Entries taken from a collection
========================

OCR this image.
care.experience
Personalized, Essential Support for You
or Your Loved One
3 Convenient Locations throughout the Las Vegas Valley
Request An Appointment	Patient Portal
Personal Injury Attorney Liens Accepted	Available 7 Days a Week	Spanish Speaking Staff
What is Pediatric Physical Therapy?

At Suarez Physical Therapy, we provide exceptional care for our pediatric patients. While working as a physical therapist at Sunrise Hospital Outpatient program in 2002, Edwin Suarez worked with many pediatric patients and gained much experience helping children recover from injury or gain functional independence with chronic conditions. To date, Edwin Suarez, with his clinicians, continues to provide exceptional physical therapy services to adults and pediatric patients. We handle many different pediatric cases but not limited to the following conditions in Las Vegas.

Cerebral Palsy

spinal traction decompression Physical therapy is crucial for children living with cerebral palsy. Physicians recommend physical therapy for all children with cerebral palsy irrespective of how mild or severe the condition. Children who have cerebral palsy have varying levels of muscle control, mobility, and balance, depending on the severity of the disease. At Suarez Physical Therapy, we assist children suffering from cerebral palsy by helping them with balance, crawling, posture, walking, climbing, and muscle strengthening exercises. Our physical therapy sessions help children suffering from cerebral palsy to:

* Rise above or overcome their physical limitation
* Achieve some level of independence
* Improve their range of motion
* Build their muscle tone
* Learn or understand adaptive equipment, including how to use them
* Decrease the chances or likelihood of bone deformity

========================

Directions —
Search the entries for "Suarez" and copy each matching line.

Exercise output —
At Suarez Physical Therapy, we provide exceptional care for our pediatric patients. While working as a physical therapist at Sunrise Hospital Outpatient program in 2002, Edwin Suarez worked with many pediatric patients and gained much experience helping children recover from injury or gain functional independence with chronic conditions. To date, Edwin Suarez, with his clinicians, continues to provide exceptional physical therapy services to adults and pediatric patients. We handle many different pediatric cases but not limited to the following conditions in Las Vegas.
spinal traction decompression Physical therapy is crucial for children living with cerebral palsy. Physicians recommend physical therapy for all children with cerebral palsy irrespective of how mild or severe the condition. Children who have cerebral palsy have varying levels of muscle control, mobility, and balance, depending on the severity of the disease. At Suarez Physical Therapy, we assist children suffering from cerebral palsy by helping them with balance, crawling, posture, walking, climbing, and muscle strengthening exercises. Our physical therapy sessions help children suffering from cerebral palsy to:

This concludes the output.